→ THE EXERCISE: Skip all pictures; return exactly the lines from the one containing "Type out the text in this image." through the end of the data.

→ AVAILABLE DATA:
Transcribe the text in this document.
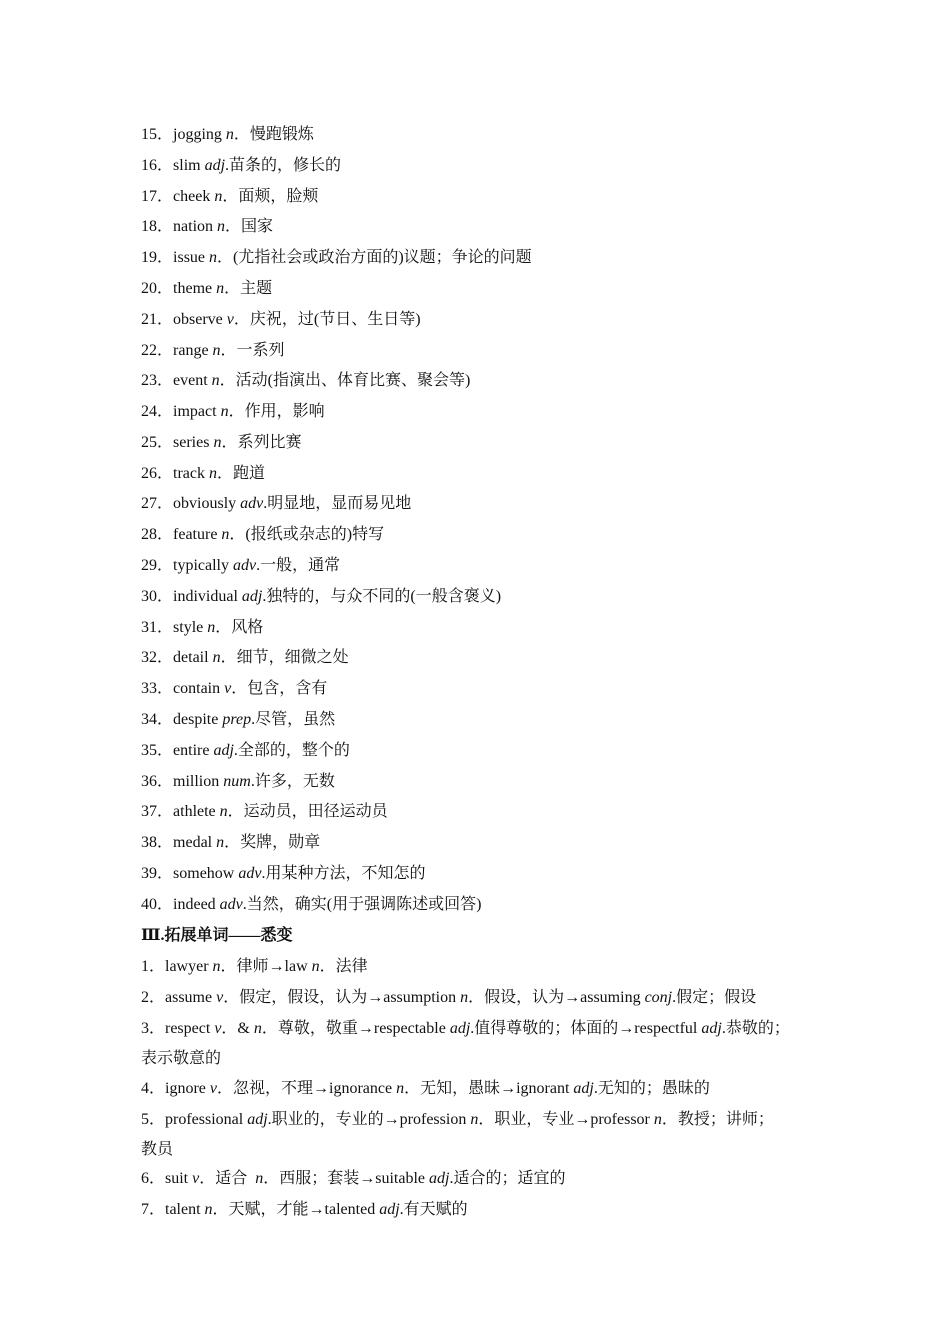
15．jogging n．慢跑锻炼
16．slim adj.苗条的，修长的
17．cheek n．面颊，脸颊
18．nation n．国家
19．issue n．(尤指社会或政治方面的)议题；争论的问题
20．theme n．主题
21．observe v．庆祝，过(节日、生日等)
22．range n．一系列
23．event n．活动(指演出、体育比赛、聚会等)
24．impact n．作用，影响
25．series n．系列比赛
26．track n．跑道
27．obviously adv.明显地，显而易见地
28．feature n．(报纸或杂志的)特写
29．typically adv.一般，通常
30．individual adj.独特的，与众不同的(一般含褒义)
31．style n．风格
32．detail n．细节，细微之处
33．contain v．包含，含有
34．despite prep.尽管，虽然
35．entire adj.全部的，整个的
36．million num.许多，无数
37．athlete n．运动员，田径运动员
38．medal n．奖牌，勋章
39．somehow adv.用某种方法，不知怎的
40．indeed adv.当然，确实(用于强调陈述或回答)
Ⅲ.拓展单词——悉变
1．lawyer n．律师→law n．法律
2．assume v．假定，假设，认为→assumption n．假设，认为→assuming conj.假定；假设
3．respect v．& n．尊敬，敬重→respectable adj.值得尊敬的；体面的→respectful adj.恭敬的；
表示敬意的
4．ignore v．忽视，不理→ignorance n．无知，愚昧→ignorant adj.无知的；愚昧的
5．professional adj.职业的，专业的→profession n．职业，专业→professor n．教授；讲师；
教员
6．suit v．适合  n．西服；套装→suitable adj.适合的；适宜的
7．talent n．天赋，才能→talented adj.有天赋的
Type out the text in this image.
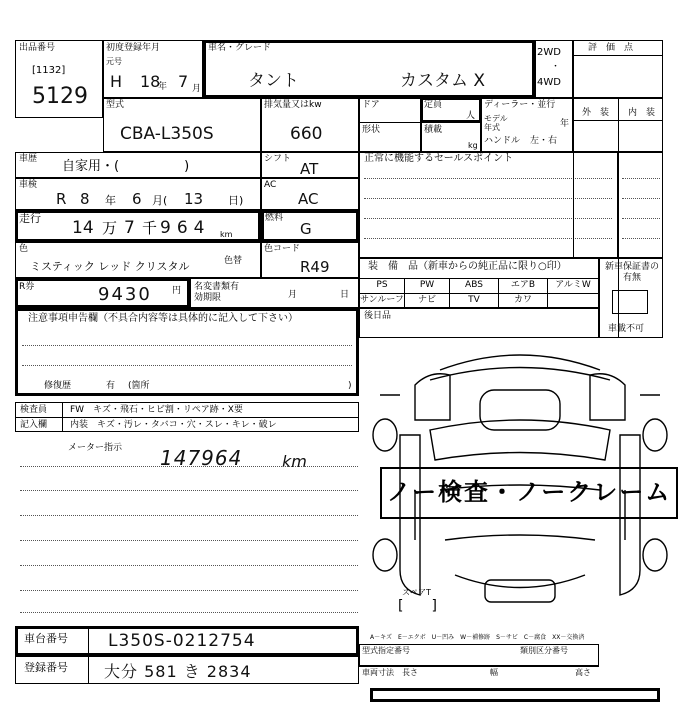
出品番号
[1132]
5129
初度登録年月
元号
H 18
年 7 月
車名・グレード
タント	カスタム X
2WD
・
4WD
評　価　点
型式
CBA-L350S
排気量又はkw
660
ドア
形状
定員
人
積載
kg
ディーラー・並行
モデル年式	年
ハンドル 左・右
外　装 内　装
車歴 自家用・(　　　　　)	シフト
AT
車検
R 8 年 6 月( 13 日)
AC
AC
走行 14 万 7 千 964 km
燃料
G
色
ミスティック レッド クリスタル	色替
色コード
R49
R券	9430 円 名変書類有効期限	月	日
正常に機能するセールスポイント
装　備　品（新車からの純正品に限り○印）
PS	PW	ABS	エアB	アルミW
サンルーフ	ナビ	TV	カワ
新車保証書の有無
車載不可
後日品
注意事項申告欄（不具合内容等は具体的に記入して下さい）
修復歴	有 (箇所	)
検査員
記入欄
FW　キズ・飛石・ヒビ割・リペア跡・X要
内装　キズ・汚レ・タバコ・穴・スレ・キレ・破レ
メーター指示 147964 km
ノー検査・ノークレーム
スペアT
[　　]
車台番号 L350S-0212754
登録番号 大分 581 き 2834
A－キズ　E－エクボ　U－凹み　W－補修跡　S－サビ　C－腐食　XX－交換済
型式指定番号	類別区分番号
車両寸法 長さ	幅	高さ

→ THE OUTPUT:
Type out the text in this image.
出品番号
[1132]
5129
初度登録年月
元号
H 18
年 7 月
車名・グレード
タント	カスタム X
2WD
・
4WD
評　価　点
型式
CBA-L350S
排気量又はkw
660
ドア
形状
定員
人
積載
kg
ディーラー・並行
モデル年式	年
ハンドル 左・右
外　装 内　装
車歴 自家用・(　　　　　)	シフト
AT
車検
R 8 年 6 月( 13 日)
AC
AC
走行 14 万 7 千 964 km
燃料
G
色
ミスティック レッド クリスタル	色替
色コード
R49
R券	9430 円 名変書類有効期限	月	日
正常に機能するセールスポイント
装　備　品（新車からの純正品に限り○印）
PS	PW	ABS	エアB	アルミW
サンルーフ	ナビ	TV	カワ
新車保証書の有無
車載不可
後日品
注意事項申告欄（不具合内容等は具体的に記入して下さい）
修復歴	有 (箇所	)
検査員
記入欄
FW　キズ・飛石・ヒビ割・リペア跡・X要
内装　キズ・汚レ・タバコ・穴・スレ・キレ・破レ
メーター指示 147964 km
ノー検査・ノークレーム
スペアT
[　　]
車台番号 L350S-0212754
登録番号 大分 581 き 2834
A－キズ　E－エクボ　U－凹み　W－補修跡　S－サビ　C－腐食　XX－交換済
型式指定番号	類別区分番号
車両寸法 長さ	幅	高さ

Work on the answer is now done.